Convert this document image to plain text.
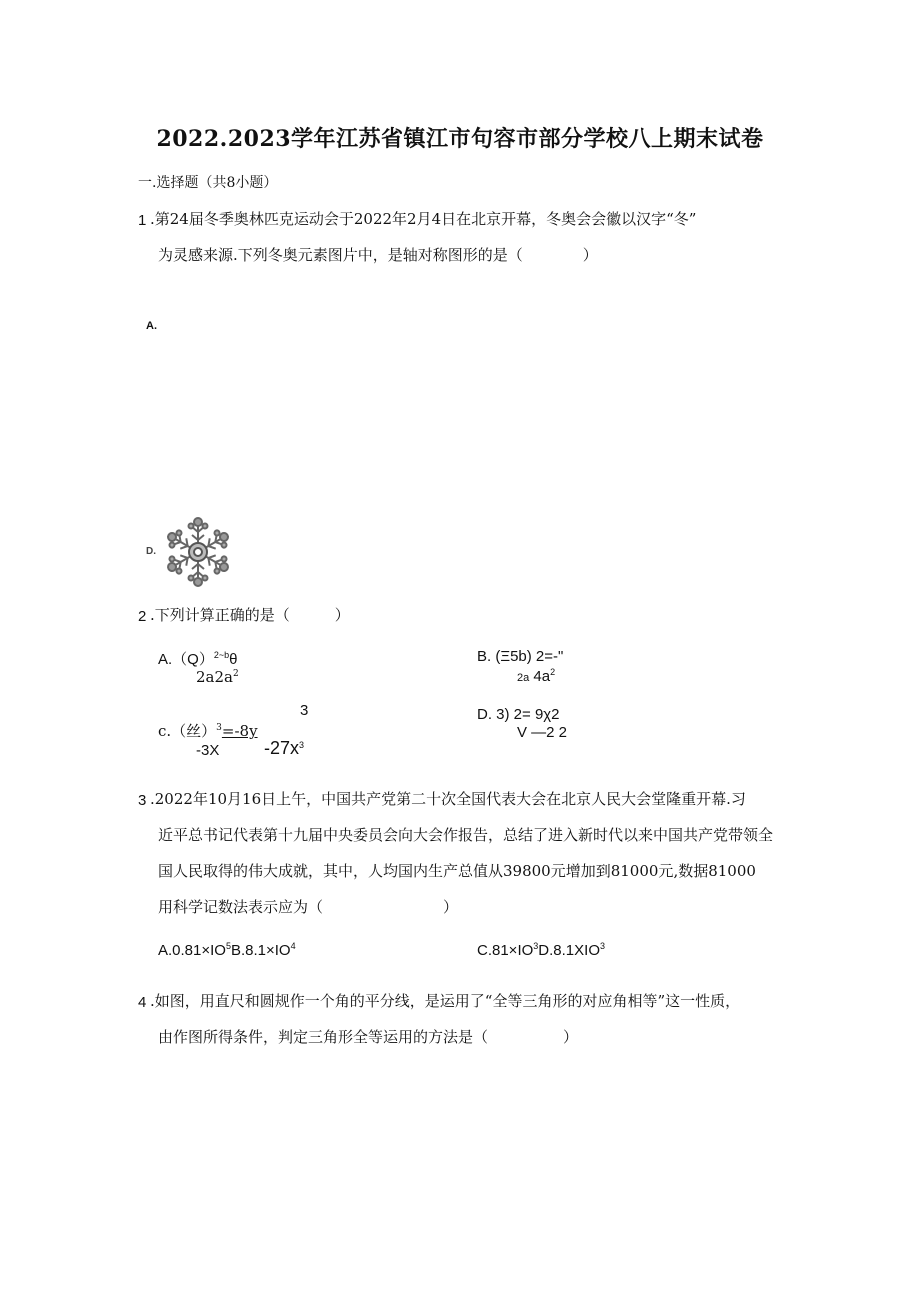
2022.2023学年江苏省镇江市句容市部分学校八上期末试卷
一.选择题（共8小题）
1 .第24届冬季奥林匹克运动会于2022年2月4日在北京开幕，冬奥会会徽以汉字“冬”
为灵感来源.下列冬奥元素图片中，是轴对称图形的是（　　　　）
A.
D.
2 .下列计算正确的是（　　　）
$A.(Q)^{2\sim b}\theta$
$2a2a^2$
B. (Ξ5b) 2=-"
2a $4a^2$
3
c.（丝）$^3$=-8y
-3X $-27x^3$
D. 3) 2= 9χ2
V —2 2
3 .2022年10月16日上午，中国共产党第二十次全国代表大会在北京人民大会堂隆重开幕.习
近平总书记代表第十九届中央委员会向大会作报告，总结了进入新时代以来中国共产党带领全
国人民取得的伟大成就，其中，人均国内生产总值从39800元增加到81000元,数据81000
用科学记数法表示应为（　　　　　　　　）
$A.0.81\times IO^5B.8.1\times IO^4$	$C.81\times IO^3D.8.1XIO^3$
4 .如图，用直尺和圆规作一个角的平分线，是运用了“全等三角形的对应角相等”这一性质，
由作图所得条件，判定三角形全等运用的方法是（　　　　　）
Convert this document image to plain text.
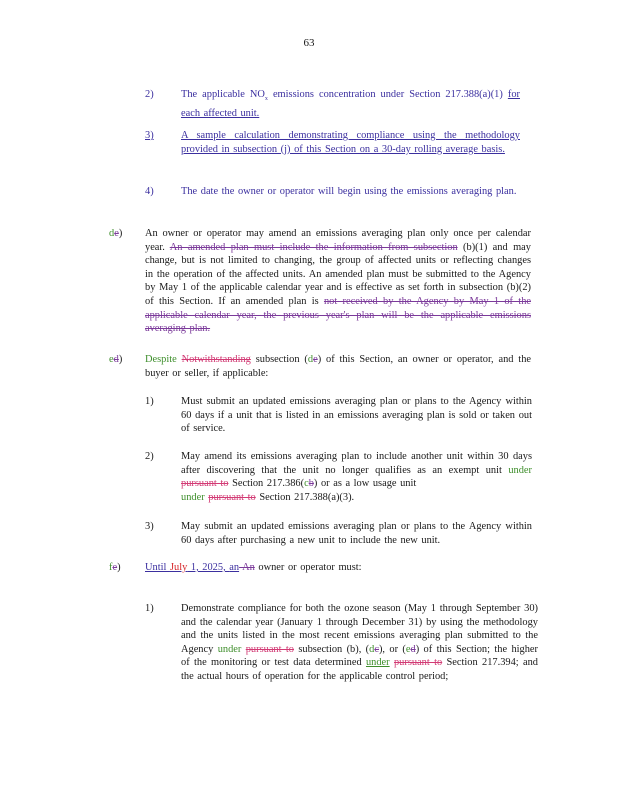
63
2)	The applicable $NO_x$ emissions concentration under Section 217.388(a)(1) for each affected unit.
3)	A sample calculation demonstrating compliance using the methodology provided in subsection (j) of this Section on a 30-day rolling average basis.
4)	The date the owner or operator will begin using the emissions averaging plan.
de) An owner or operator may amend an emissions averaging plan only once per calendar year. An amended plan must include the information from subsection (b)(1) and may change, but is not limited to changing, the group of affected units or reflecting changes in the operation of the affected units. An amended plan must be submitted to the Agency by May 1 of the applicable calendar year and is effective as set forth in subsection (b)(2) of this Section. If an amended plan is not received by the Agency by May 1 of the applicable calendar year, the previous year's plan will be the applicable emissions averaging plan.
ed) Despite Notwithstanding subsection (de) of this Section, an owner or operator, and the buyer or seller, if applicable:
1)	Must submit an updated emissions averaging plan or plans to the Agency within 60 days if a unit that is listed in an emissions averaging plan is sold or taken out of service.
2)	May amend its emissions averaging plan to include another unit within 30 days after discovering that the unit no longer qualifies as an exempt unit under pursuant to Section 217.386(cb) or as a low usage unit
under pursuant to Section 217.388(a)(3).
3)	May submit an updated emissions averaging plan or plans to the Agency within 60 days after purchasing a new unit to include the new unit.
fe) Until July 1, 2025, an An owner or operator must:
1)	Demonstrate compliance for both the ozone season (May 1 through September 30) and the calendar year (January 1 through December 31) by using the methodology and the units listed in the most recent emissions averaging plan submitted to the Agency under pursuant to subsection (b), (dc), or (ed) of this Section; the higher of the monitoring or test data determined under pursuant to Section 217.394; and the actual hours of operation for the applicable control period;
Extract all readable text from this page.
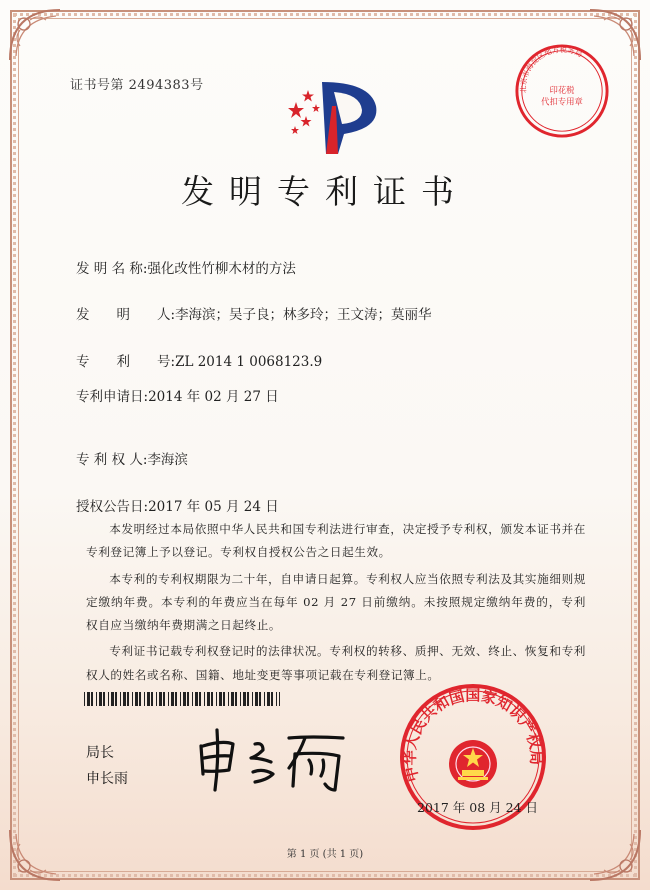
证书号第 2494383号
发明专利证书
北京市海淀区地方税务局
印花税
代扣专用章
发 明 名 称:强化改性竹柳木材的方法
发　　明　　人:李海滨；吴子良；林多玲；王文涛；莫丽华
专　　利　　号:ZL 2014 1 0068123.9
专利申请日:2014 年 02 月 27 日
专 利 权 人:李海滨
授权公告日:2017 年 05 月 24 日

本发明经过本局依照中华人民共和国专利法进行审查，决定授予专利权，颁发本证书并在专利登记簿上予以登记。专利权自授权公告之日起生效。

本专利的专利权期限为二十年，自申请日起算。专利权人应当依照专利法及其实施细则规定缴纳年费。本专利的年费应当在每年 02 月 27 日前缴纳。未按照规定缴纳年费的，专利权自应当缴纳年费期满之日起终止。

专利证书记载专利权登记时的法律状况。专利权的转移、质押、无效、终止、恢复和专利权人的姓名或名称、国籍、地址变更等事项记载在专利登记簿上。

局长
申长雨	中华人民共和国国家知识产权局
2017 年 08 月 24 日
第 1 页 (共 1 页)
------------------------------------------------
[EXERCISE] Exclude all pictures and reproduce exactly the lines from the one containing "Extract all readable text from this page." through the final line of the entries above.

[TASK ANSWER]
Extract all readable text from this page.
证书号第 2494383号
发明专利证书
北京市海淀区地方税务局
印花税
代扣专用章
发 明 名 称:强化改性竹柳木材的方法
发　　明　　人:李海滨；吴子良；林多玲；王文涛；莫丽华
专　　利　　号:ZL 2014 1 0068123.9
专利申请日:2014 年 02 月 27 日
专 利 权 人:李海滨
授权公告日:2017 年 05 月 24 日

本发明经过本局依照中华人民共和国专利法进行审查，决定授予专利权，颁发本证书并在专利登记簿上予以登记。专利权自授权公告之日起生效。

本专利的专利权期限为二十年，自申请日起算。专利权人应当依照专利法及其实施细则规定缴纳年费。本专利的年费应当在每年 02 月 27 日前缴纳。未按照规定缴纳年费的，专利权自应当缴纳年费期满之日起终止。

专利证书记载专利权登记时的法律状况。专利权的转移、质押、无效、终止、恢复和专利权人的姓名或名称、国籍、地址变更等事项记载在专利登记簿上。

局长
申长雨	中华人民共和国国家知识产权局
2017 年 08 月 24 日
第 1 页 (共 1 页)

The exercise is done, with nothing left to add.